_INSTRUCTIONS TO FOLLOW_.
Lines containing the word "text" should be extracted in full.

_DATA FOR THE TASK_.

______________________________

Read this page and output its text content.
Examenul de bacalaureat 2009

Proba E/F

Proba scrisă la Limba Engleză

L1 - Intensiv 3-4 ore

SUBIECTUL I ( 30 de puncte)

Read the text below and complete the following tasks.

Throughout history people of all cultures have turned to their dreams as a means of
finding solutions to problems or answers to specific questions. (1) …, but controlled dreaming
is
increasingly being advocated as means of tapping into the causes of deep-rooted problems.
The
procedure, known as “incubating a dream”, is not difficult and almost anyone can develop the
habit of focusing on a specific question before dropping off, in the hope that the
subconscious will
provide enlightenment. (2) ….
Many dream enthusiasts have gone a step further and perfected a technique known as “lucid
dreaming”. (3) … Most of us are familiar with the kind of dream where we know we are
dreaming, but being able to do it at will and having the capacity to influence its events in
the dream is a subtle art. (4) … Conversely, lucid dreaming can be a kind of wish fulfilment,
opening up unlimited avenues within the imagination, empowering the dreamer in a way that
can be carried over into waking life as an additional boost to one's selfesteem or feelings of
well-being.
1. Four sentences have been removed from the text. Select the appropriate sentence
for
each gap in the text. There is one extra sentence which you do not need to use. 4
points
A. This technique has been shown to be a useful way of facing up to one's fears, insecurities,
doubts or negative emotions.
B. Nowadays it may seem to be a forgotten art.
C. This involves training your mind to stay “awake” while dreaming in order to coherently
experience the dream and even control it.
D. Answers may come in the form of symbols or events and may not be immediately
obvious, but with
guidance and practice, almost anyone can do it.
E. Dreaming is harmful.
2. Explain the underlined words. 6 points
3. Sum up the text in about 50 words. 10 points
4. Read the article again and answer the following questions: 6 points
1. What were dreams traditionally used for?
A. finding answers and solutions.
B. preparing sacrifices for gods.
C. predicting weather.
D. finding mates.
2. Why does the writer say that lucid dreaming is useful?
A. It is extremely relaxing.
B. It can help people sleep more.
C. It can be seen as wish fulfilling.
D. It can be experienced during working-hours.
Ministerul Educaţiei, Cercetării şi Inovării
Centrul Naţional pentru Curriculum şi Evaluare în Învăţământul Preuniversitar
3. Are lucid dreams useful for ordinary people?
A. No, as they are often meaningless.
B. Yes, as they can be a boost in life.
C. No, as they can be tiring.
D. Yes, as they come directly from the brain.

______________________________

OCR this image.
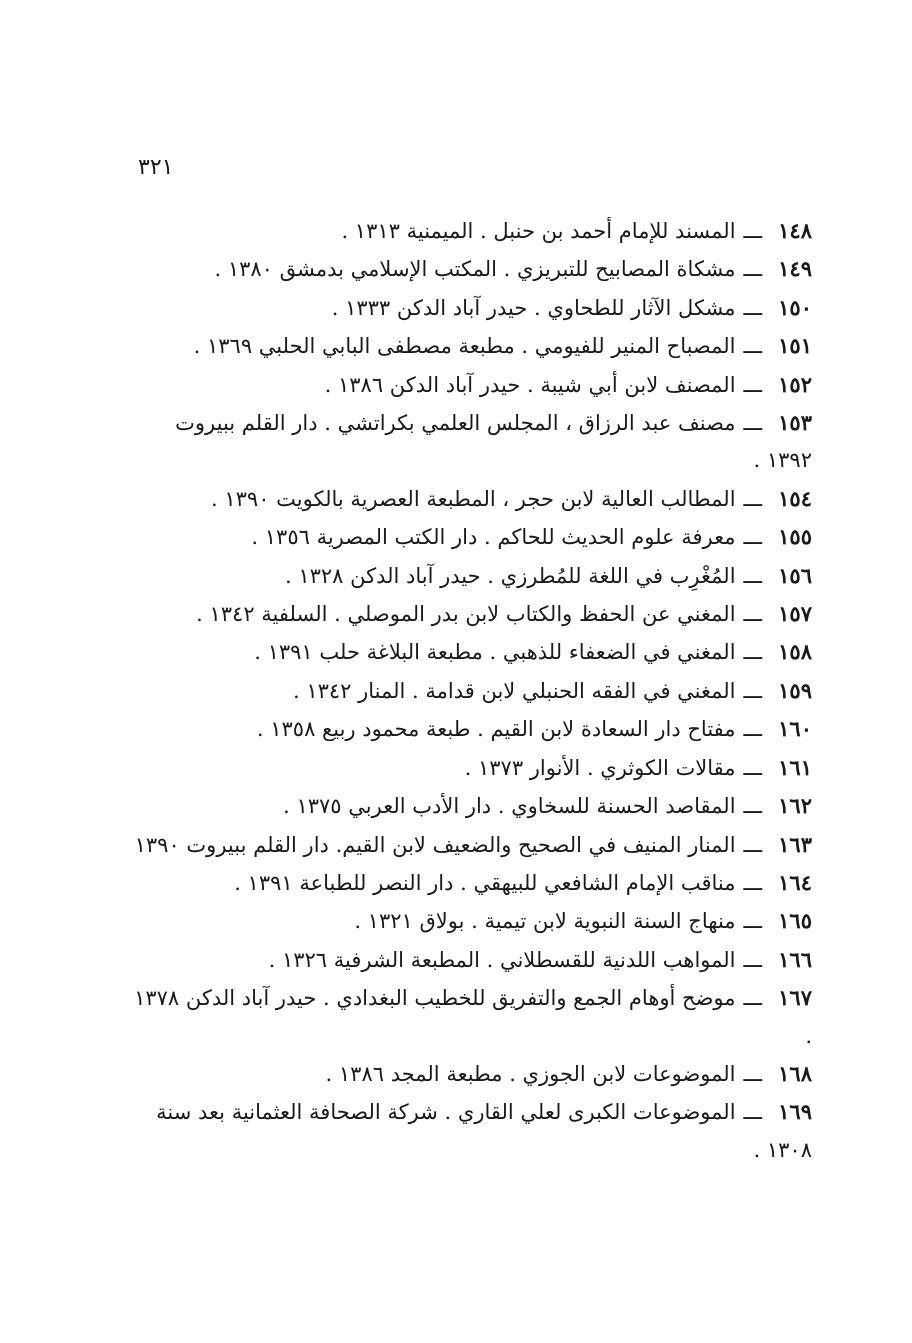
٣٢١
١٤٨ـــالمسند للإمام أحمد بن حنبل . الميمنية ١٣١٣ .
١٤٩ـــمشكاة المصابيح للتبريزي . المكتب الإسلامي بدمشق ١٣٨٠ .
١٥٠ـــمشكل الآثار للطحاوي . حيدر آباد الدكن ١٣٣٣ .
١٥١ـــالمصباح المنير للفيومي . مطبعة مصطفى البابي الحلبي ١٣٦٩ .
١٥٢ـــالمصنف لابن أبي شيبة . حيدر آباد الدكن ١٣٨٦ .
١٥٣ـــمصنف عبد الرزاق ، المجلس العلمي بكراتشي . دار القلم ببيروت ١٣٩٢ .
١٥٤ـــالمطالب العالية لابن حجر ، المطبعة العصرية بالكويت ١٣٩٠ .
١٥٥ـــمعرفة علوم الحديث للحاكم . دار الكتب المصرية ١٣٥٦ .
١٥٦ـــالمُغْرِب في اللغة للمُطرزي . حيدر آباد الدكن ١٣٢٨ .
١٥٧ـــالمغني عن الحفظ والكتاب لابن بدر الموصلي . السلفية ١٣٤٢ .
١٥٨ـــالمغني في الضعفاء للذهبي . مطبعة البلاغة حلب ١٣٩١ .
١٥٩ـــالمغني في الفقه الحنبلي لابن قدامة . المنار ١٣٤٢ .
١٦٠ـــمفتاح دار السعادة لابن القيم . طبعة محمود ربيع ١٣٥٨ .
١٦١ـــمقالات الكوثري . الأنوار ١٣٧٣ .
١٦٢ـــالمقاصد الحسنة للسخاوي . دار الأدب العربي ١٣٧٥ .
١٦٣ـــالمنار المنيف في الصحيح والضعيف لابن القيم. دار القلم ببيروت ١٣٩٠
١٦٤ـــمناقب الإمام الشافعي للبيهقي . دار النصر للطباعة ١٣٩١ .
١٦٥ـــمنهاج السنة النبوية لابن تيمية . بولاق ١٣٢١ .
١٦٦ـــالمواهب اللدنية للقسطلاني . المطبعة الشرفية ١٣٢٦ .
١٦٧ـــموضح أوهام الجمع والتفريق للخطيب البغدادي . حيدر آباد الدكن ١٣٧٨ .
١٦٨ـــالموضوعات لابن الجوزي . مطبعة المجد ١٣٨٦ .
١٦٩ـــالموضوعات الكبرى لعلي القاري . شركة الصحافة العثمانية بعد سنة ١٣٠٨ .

______________________________

_FULL ANSWER_.
Read this page and output its text content.
Read the text below and complete the following tasks.
1. Four sentences have been removed from the text. Select the appropriate sentence
each gap in the text. There is one extra sentence which you do not need to use. 4
3. Sum up the text in about 50 words. 10 points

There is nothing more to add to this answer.